■ STATED PROBLEM
Extract each line of the data below exactly as written.

■ DATA RECORDS
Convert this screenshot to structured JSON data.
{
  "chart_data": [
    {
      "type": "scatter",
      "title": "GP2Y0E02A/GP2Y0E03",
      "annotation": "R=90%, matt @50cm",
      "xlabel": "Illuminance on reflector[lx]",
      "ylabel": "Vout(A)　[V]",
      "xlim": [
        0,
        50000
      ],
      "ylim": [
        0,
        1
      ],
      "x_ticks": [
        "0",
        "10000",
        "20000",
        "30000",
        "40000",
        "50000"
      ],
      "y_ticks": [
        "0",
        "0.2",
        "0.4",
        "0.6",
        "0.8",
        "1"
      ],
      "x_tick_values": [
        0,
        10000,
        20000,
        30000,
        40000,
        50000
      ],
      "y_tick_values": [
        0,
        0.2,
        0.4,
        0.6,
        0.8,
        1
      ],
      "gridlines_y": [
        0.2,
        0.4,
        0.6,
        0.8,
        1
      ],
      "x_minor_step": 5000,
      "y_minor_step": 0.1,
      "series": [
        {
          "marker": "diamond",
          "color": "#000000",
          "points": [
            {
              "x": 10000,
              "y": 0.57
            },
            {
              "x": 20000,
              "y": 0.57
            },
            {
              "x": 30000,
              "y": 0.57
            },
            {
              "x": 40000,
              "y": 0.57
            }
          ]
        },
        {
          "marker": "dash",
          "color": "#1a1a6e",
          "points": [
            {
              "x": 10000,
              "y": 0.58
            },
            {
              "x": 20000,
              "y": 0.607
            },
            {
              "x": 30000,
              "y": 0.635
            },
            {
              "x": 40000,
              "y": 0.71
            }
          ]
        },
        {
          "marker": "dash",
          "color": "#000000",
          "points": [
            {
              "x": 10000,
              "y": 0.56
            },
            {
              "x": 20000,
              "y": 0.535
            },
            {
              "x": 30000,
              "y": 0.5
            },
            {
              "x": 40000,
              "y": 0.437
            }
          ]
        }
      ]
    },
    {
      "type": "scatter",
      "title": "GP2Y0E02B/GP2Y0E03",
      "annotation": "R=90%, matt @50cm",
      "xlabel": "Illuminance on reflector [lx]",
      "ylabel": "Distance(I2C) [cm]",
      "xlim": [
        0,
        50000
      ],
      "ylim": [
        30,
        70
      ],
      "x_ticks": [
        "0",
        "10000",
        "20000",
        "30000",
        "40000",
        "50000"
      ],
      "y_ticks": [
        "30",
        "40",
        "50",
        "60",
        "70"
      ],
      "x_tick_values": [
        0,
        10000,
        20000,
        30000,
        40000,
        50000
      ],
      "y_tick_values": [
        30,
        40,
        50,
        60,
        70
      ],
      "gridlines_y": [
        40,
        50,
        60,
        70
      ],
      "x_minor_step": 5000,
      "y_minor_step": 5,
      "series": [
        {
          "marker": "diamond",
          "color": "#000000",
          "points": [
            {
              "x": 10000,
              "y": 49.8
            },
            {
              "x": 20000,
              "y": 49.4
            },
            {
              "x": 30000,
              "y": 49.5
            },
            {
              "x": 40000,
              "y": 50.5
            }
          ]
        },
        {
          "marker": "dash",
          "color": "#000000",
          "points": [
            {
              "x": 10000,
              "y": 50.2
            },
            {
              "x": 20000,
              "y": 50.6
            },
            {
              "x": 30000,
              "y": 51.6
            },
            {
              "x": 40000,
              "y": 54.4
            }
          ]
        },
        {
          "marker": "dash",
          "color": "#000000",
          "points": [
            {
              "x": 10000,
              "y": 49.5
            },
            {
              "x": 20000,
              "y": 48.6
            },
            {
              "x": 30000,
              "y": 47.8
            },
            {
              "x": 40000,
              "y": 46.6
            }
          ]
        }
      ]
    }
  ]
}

■ EXERCISE OUTPUT
Convert this screenshot to structured JSON data.
{
  "chart_data": [
    {
      "type": "scatter",
      "title": "GP2Y0E02A/GP2Y0E03",
      "annotation": "R=90%, matt @50cm",
      "xlabel": "Illuminance on reflector[lx]",
      "ylabel": "Vout(A)　[V]",
      "xlim": [
        0,
        50000
      ],
      "ylim": [
        0,
        1
      ],
      "x_ticks": [
        "0",
        "10000",
        "20000",
        "30000",
        "40000",
        "50000"
      ],
      "y_ticks": [
        "0",
        "0.2",
        "0.4",
        "0.6",
        "0.8",
        "1"
      ],
      "x_tick_values": [
        0,
        10000,
        20000,
        30000,
        40000,
        50000
      ],
      "y_tick_values": [
        0,
        0.2,
        0.4,
        0.6,
        0.8,
        1
      ],
      "gridlines_y": [
        0.2,
        0.4,
        0.6,
        0.8,
        1
      ],
      "x_minor_step": 5000,
      "y_minor_step": 0.1,
      "series": [
        {
          "marker": "diamond",
          "color": "#000000",
          "points": [
            {
              "x": 10000,
              "y": 0.57
            },
            {
              "x": 20000,
              "y": 0.57
            },
            {
              "x": 30000,
              "y": 0.57
            },
            {
              "x": 40000,
              "y": 0.57
            }
          ]
        },
        {
          "marker": "dash",
          "color": "#1a1a6e",
          "points": [
            {
              "x": 10000,
              "y": 0.58
            },
            {
              "x": 20000,
              "y": 0.607
            },
            {
              "x": 30000,
              "y": 0.635
            },
            {
              "x": 40000,
              "y": 0.71
            }
          ]
        },
        {
          "marker": "dash",
          "color": "#000000",
          "points": [
            {
              "x": 10000,
              "y": 0.56
            },
            {
              "x": 20000,
              "y": 0.535
            },
            {
              "x": 30000,
              "y": 0.5
            },
            {
              "x": 40000,
              "y": 0.437
            }
          ]
        }
      ]
    },
    {
      "type": "scatter",
      "title": "GP2Y0E02B/GP2Y0E03",
      "annotation": "R=90%, matt @50cm",
      "xlabel": "Illuminance on reflector [lx]",
      "ylabel": "Distance(I2C) [cm]",
      "xlim": [
        0,
        50000
      ],
      "ylim": [
        30,
        70
      ],
      "x_ticks": [
        "0",
        "10000",
        "20000",
        "30000",
        "40000",
        "50000"
      ],
      "y_ticks": [
        "30",
        "40",
        "50",
        "60",
        "70"
      ],
      "x_tick_values": [
        0,
        10000,
        20000,
        30000,
        40000,
        50000
      ],
      "y_tick_values": [
        30,
        40,
        50,
        60,
        70
      ],
      "gridlines_y": [
        40,
        50,
        60,
        70
      ],
      "x_minor_step": 5000,
      "y_minor_step": 5,
      "series": [
        {
          "marker": "diamond",
          "color": "#000000",
          "points": [
            {
              "x": 10000,
              "y": 49.8
            },
            {
              "x": 20000,
              "y": 49.4
            },
            {
              "x": 30000,
              "y": 49.5
            },
            {
              "x": 40000,
              "y": 50.5
            }
          ]
        },
        {
          "marker": "dash",
          "color": "#000000",
          "points": [
            {
              "x": 10000,
              "y": 50.2
            },
            {
              "x": 20000,
              "y": 50.6
            },
            {
              "x": 30000,
              "y": 51.6
            },
            {
              "x": 40000,
              "y": 54.4
            }
          ]
        },
        {
          "marker": "dash",
          "color": "#000000",
          "points": [
            {
              "x": 10000,
              "y": 49.5
            },
            {
              "x": 20000,
              "y": 48.6
            },
            {
              "x": 30000,
              "y": 47.8
            },
            {
              "x": 40000,
              "y": 46.6
            }
          ]
        }
      ]
    }
  ]
}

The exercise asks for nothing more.